== THE EXERCISE ==
Copy all lines of the listing that include the string "triangle".

(Excerpts from a figure dataset)
((

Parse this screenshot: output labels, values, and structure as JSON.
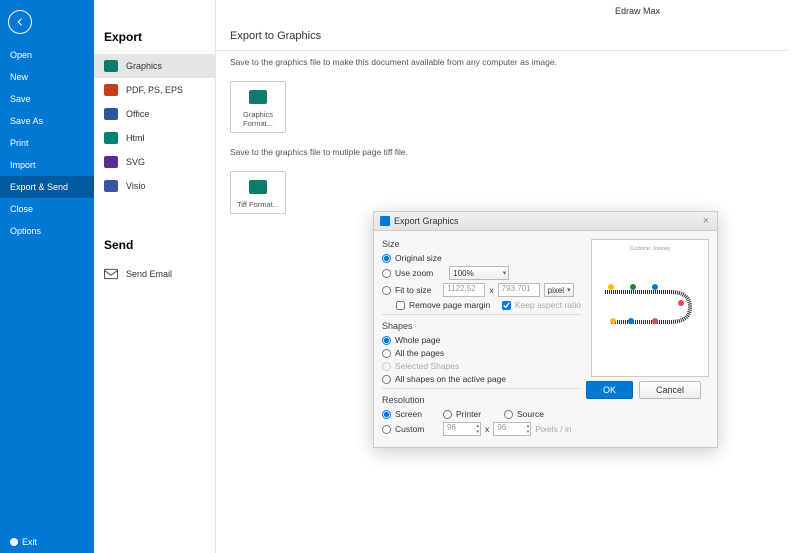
{
  "app_title": "Edraw Max",
  "sidebar": {
    "items": [
      "Open",
      "New",
      "Save",
      "Save As",
      "Print",
      "Import",
      "Export & Send",
      "Close",
      "Options"
    ],
    "active_index": 6,
    "exit_label": "Exit"
  },
  "export_panel": {
    "title": "Export",
    "items": [
      {
        "label": "Graphics",
        "icon": "icon-green"
      },
      {
        "label": "PDF, PS, EPS",
        "icon": "icon-red"
      },
      {
        "label": "Office",
        "icon": "icon-blue"
      },
      {
        "label": "Html",
        "icon": "icon-teal"
      },
      {
        "label": "SVG",
        "icon": "icon-purple"
      },
      {
        "label": "Visio",
        "icon": "icon-vblue"
      }
    ],
    "active_index": 0,
    "send_title": "Send",
    "send_item": "Send Email"
  },
  "main": {
    "title": "Export to Graphics",
    "desc1": "Save to the graphics file to make this document available from any computer as image.",
    "tile1": "Graphics Format...",
    "desc2": "Save to the graphics file to mutiple page tiff file.",
    "tile2": "Tiff Format..."
  },
  "dialog": {
    "title": "Export Graphics",
    "size_label": "Size",
    "original_size": "Original size",
    "use_zoom": "Use zoom",
    "zoom_value": "100%",
    "fit_to_size": "Fit to size",
    "width_value": "1122.52",
    "x_label": "x",
    "height_value": "793.701",
    "unit": "pixel",
    "remove_margin": "Remove page margin",
    "keep_aspect": "Keep aspect ratio",
    "shapes_label": "Shapes",
    "whole_page": "Whole page",
    "all_pages": "All the pages",
    "selected_shapes": "Selected Shapes",
    "active_page": "All shapes on the active page",
    "resolution_label": "Resolution",
    "screen": "Screen",
    "printer": "Printer",
    "source": "Source",
    "custom": "Custom",
    "res_x": "96",
    "res_y": "96",
    "res_unit": "Pixels / in",
    "ok": "OK",
    "cancel": "Cancel",
    "preview_title": "Customer Journey",
    "colors": {
      "primary": "#0078d4",
      "pin_red": "#e74856",
      "pin_yellow": "#ffb900",
      "pin_green": "#10893e",
      "pin_blue": "#0078d4",
      "road": "#2b2b2b"
    }
  }
}
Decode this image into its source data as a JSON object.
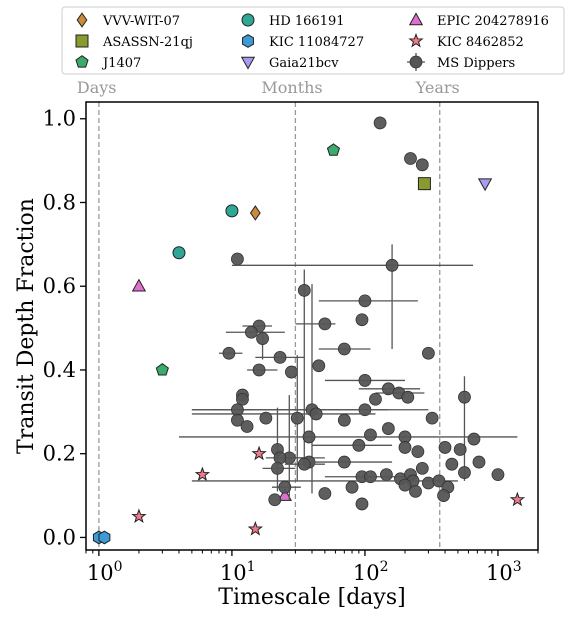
{
  "chart_data": {
    "type": "scatter",
    "title": "",
    "xlabel": "Timescale [days]",
    "ylabel": "Transit Depth Fraction",
    "xscale": "log",
    "xlim": [
      0.8,
      2000
    ],
    "ylim": [
      -0.03,
      1.04
    ],
    "xticks": [
      {
        "value": 1,
        "base": "10",
        "exp": "0"
      },
      {
        "value": 10,
        "base": "10",
        "exp": "1"
      },
      {
        "value": 100,
        "base": "10",
        "exp": "2"
      },
      {
        "value": 1000,
        "base": "10",
        "exp": "3"
      }
    ],
    "yticks": [
      {
        "value": 0.0,
        "label": "0.0"
      },
      {
        "value": 0.2,
        "label": "0.2"
      },
      {
        "value": 0.4,
        "label": "0.4"
      },
      {
        "value": 0.6,
        "label": "0.6"
      },
      {
        "value": 0.8,
        "label": "0.8"
      },
      {
        "value": 1.0,
        "label": "1.0"
      }
    ],
    "grid": false,
    "legend_position": "top",
    "reference_lines": [
      {
        "x": 1,
        "label": "Days",
        "color": "#999999"
      },
      {
        "x": 30,
        "label": "Months",
        "color": "#999999"
      },
      {
        "x": 365,
        "label": "Years",
        "color": "#999999"
      }
    ],
    "series": [
      {
        "name": "VVV-WIT-07",
        "marker": "diamond",
        "color": "#cc8a3d",
        "points": [
          {
            "x": 15,
            "y": 0.775
          }
        ]
      },
      {
        "name": "ASASSN-21qj",
        "marker": "square",
        "color": "#8a9a2e",
        "points": [
          {
            "x": 280,
            "y": 0.845
          }
        ]
      },
      {
        "name": "J1407",
        "marker": "pentagon",
        "color": "#3aab6a",
        "points": [
          {
            "x": 3,
            "y": 0.4
          },
          {
            "x": 58,
            "y": 0.925
          }
        ]
      },
      {
        "name": "HD 166191",
        "marker": "circle",
        "color": "#2ea894",
        "points": [
          {
            "x": 4,
            "y": 0.68
          },
          {
            "x": 10,
            "y": 0.78
          }
        ]
      },
      {
        "name": "KIC 11084727",
        "marker": "hexagon",
        "color": "#3c9ad6",
        "points": [
          {
            "x": 1.0,
            "y": 0.0
          },
          {
            "x": 1.1,
            "y": 0.0
          }
        ]
      },
      {
        "name": "Gaia21bcv",
        "marker": "triangle-down",
        "color": "#a89cf0",
        "points": [
          {
            "x": 800,
            "y": 0.845
          }
        ]
      },
      {
        "name": "EPIC 204278916",
        "marker": "triangle-up",
        "color": "#e070d0",
        "points": [
          {
            "x": 2,
            "y": 0.6
          },
          {
            "x": 25,
            "y": 0.1
          }
        ]
      },
      {
        "name": "KIC 8462852",
        "marker": "star",
        "color": "#ee7a8a",
        "points": [
          {
            "x": 2,
            "y": 0.05
          },
          {
            "x": 6,
            "y": 0.15
          },
          {
            "x": 16,
            "y": 0.2
          },
          {
            "x": 15,
            "y": 0.02
          },
          {
            "x": 1400,
            "y": 0.09
          }
        ]
      },
      {
        "name": "MS Dippers",
        "marker": "circle-errorbar",
        "color": "#555555",
        "points": [
          {
            "x": 130,
            "y": 0.99
          },
          {
            "x": 220,
            "y": 0.905
          },
          {
            "x": 270,
            "y": 0.89
          },
          {
            "x": 11,
            "y": 0.665
          },
          {
            "x": 160,
            "y": 0.65,
            "xerr": [
              10,
              650
            ],
            "yerr": [
              0.2,
              0.05
            ]
          },
          {
            "x": 35,
            "y": 0.59,
            "yerr": [
              0.4,
              0.05
            ]
          },
          {
            "x": 100,
            "y": 0.565,
            "xerr": [
              45,
              250
            ]
          },
          {
            "x": 50,
            "y": 0.51,
            "xerr": [
              30,
              60
            ]
          },
          {
            "x": 95,
            "y": 0.52
          },
          {
            "x": 16,
            "y": 0.505,
            "xerr": [
              12,
              20
            ]
          },
          {
            "x": 14,
            "y": 0.49,
            "xerr": [
              9,
              25
            ]
          },
          {
            "x": 17,
            "y": 0.475,
            "yerr": [
              0.05,
              0.02
            ]
          },
          {
            "x": 70,
            "y": 0.45,
            "xerr": [
              45,
              110
            ]
          },
          {
            "x": 9.5,
            "y": 0.44,
            "xerr": [
              8,
              12
            ]
          },
          {
            "x": 300,
            "y": 0.44
          },
          {
            "x": 23,
            "y": 0.43,
            "xerr": [
              15,
              35
            ]
          },
          {
            "x": 45,
            "y": 0.41
          },
          {
            "x": 16,
            "y": 0.4,
            "xerr": [
              13,
              22
            ]
          },
          {
            "x": 28,
            "y": 0.395
          },
          {
            "x": 100,
            "y": 0.375,
            "xerr": [
              50,
              200
            ]
          },
          {
            "x": 150,
            "y": 0.355,
            "xerr": [
              90,
              260
            ]
          },
          {
            "x": 180,
            "y": 0.345,
            "xerr": [
              120,
              280
            ]
          },
          {
            "x": 210,
            "y": 0.335
          },
          {
            "x": 12,
            "y": 0.34
          },
          {
            "x": 12,
            "y": 0.33
          },
          {
            "x": 120,
            "y": 0.33
          },
          {
            "x": 560,
            "y": 0.335,
            "yerr": [
              0.2,
              0.05
            ]
          },
          {
            "x": 100,
            "y": 0.305,
            "xerr": [
              5,
              300
            ]
          },
          {
            "x": 40,
            "y": 0.305,
            "xerr": [
              5,
              150
            ],
            "yerr": [
              0.2,
              0.3
            ]
          },
          {
            "x": 43,
            "y": 0.295,
            "xerr": [
              5,
              120
            ]
          },
          {
            "x": 11,
            "y": 0.305,
            "xerr": [
              7,
              14
            ]
          },
          {
            "x": 31,
            "y": 0.285,
            "yerr": [
              0.15,
              0.15
            ]
          },
          {
            "x": 18,
            "y": 0.285
          },
          {
            "x": 70,
            "y": 0.28
          },
          {
            "x": 320,
            "y": 0.285
          },
          {
            "x": 11,
            "y": 0.28
          },
          {
            "x": 13,
            "y": 0.265
          },
          {
            "x": 150,
            "y": 0.26
          },
          {
            "x": 38,
            "y": 0.24,
            "xerr": [
              4,
              1400
            ]
          },
          {
            "x": 110,
            "y": 0.245
          },
          {
            "x": 200,
            "y": 0.24
          },
          {
            "x": 660,
            "y": 0.235
          },
          {
            "x": 90,
            "y": 0.22,
            "xerr": [
              40,
              160
            ]
          },
          {
            "x": 22,
            "y": 0.21,
            "yerr": [
              0.1,
              0.1
            ]
          },
          {
            "x": 200,
            "y": 0.215
          },
          {
            "x": 250,
            "y": 0.205
          },
          {
            "x": 400,
            "y": 0.215
          },
          {
            "x": 520,
            "y": 0.21
          },
          {
            "x": 27,
            "y": 0.19,
            "xerr": [
              22,
              50
            ],
            "yerr": [
              0.1,
              0.15
            ]
          },
          {
            "x": 38,
            "y": 0.18
          },
          {
            "x": 23,
            "y": 0.19,
            "xerr": [
              18,
              35
            ]
          },
          {
            "x": 35,
            "y": 0.175,
            "xerr": [
              25,
              50
            ]
          },
          {
            "x": 70,
            "y": 0.18,
            "xerr": [
              40,
              160
            ]
          },
          {
            "x": 450,
            "y": 0.175
          },
          {
            "x": 720,
            "y": 0.18
          },
          {
            "x": 22,
            "y": 0.165,
            "xerr": [
              17,
              30
            ]
          },
          {
            "x": 270,
            "y": 0.165
          },
          {
            "x": 560,
            "y": 0.155
          },
          {
            "x": 95,
            "y": 0.145,
            "xerr": [
              50,
              250
            ]
          },
          {
            "x": 110,
            "y": 0.145
          },
          {
            "x": 145,
            "y": 0.15
          },
          {
            "x": 185,
            "y": 0.14
          },
          {
            "x": 220,
            "y": 0.15
          },
          {
            "x": 1000,
            "y": 0.15
          },
          {
            "x": 230,
            "y": 0.135,
            "xerr": [
              5,
              500
            ]
          },
          {
            "x": 300,
            "y": 0.13
          },
          {
            "x": 360,
            "y": 0.135
          },
          {
            "x": 80,
            "y": 0.12
          },
          {
            "x": 200,
            "y": 0.125
          },
          {
            "x": 420,
            "y": 0.12
          },
          {
            "x": 25,
            "y": 0.12,
            "xerr": [
              20,
              33
            ]
          },
          {
            "x": 50,
            "y": 0.105
          },
          {
            "x": 240,
            "y": 0.11
          },
          {
            "x": 390,
            "y": 0.1
          },
          {
            "x": 21,
            "y": 0.09
          },
          {
            "x": 95,
            "y": 0.08
          }
        ]
      }
    ]
  }
}
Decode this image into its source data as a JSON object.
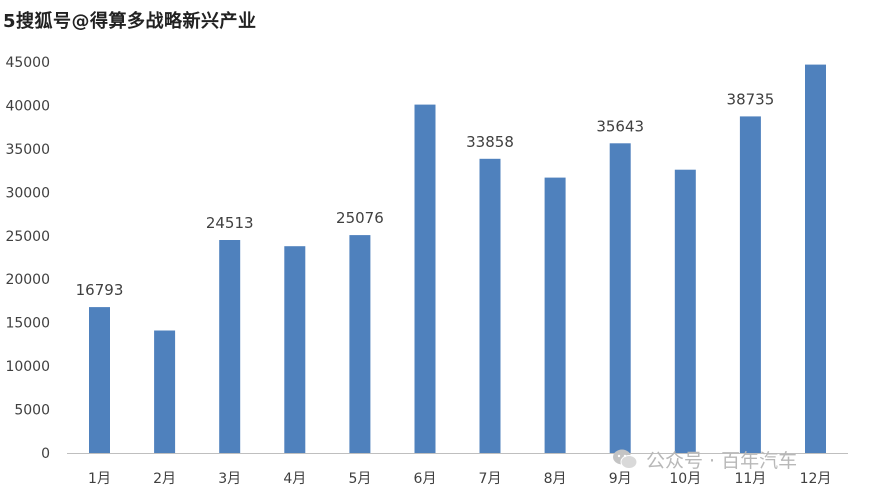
{
  "watermark_top": "5搜狐号@得算多战略新兴产业",
  "watermark_bottom": "公众号 · 百年汽车",
  "chart_data": {
    "type": "bar",
    "categories": [
      "1月",
      "2月",
      "3月",
      "4月",
      "5月",
      "6月",
      "7月",
      "8月",
      "9月",
      "10月",
      "11月",
      "12月"
    ],
    "values": [
      16793,
      14100,
      24513,
      23800,
      25076,
      40100,
      33858,
      31700,
      35643,
      32600,
      38735,
      44700
    ],
    "data_labels": [
      "16793",
      "",
      "24513",
      "",
      "25076",
      "",
      "33858",
      "",
      "35643",
      "",
      "38735",
      ""
    ],
    "title": "",
    "xlabel": "",
    "ylabel": "",
    "ylim": [
      0,
      45000
    ],
    "yticks": [
      0,
      5000,
      10000,
      15000,
      20000,
      25000,
      30000,
      35000,
      40000,
      45000
    ],
    "grid": false,
    "legend": "none",
    "bar_color": "#4f81bd"
  }
}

))

== THE ANSWER ==
        "marker": "triangle-down",
        "marker": "triangle-up",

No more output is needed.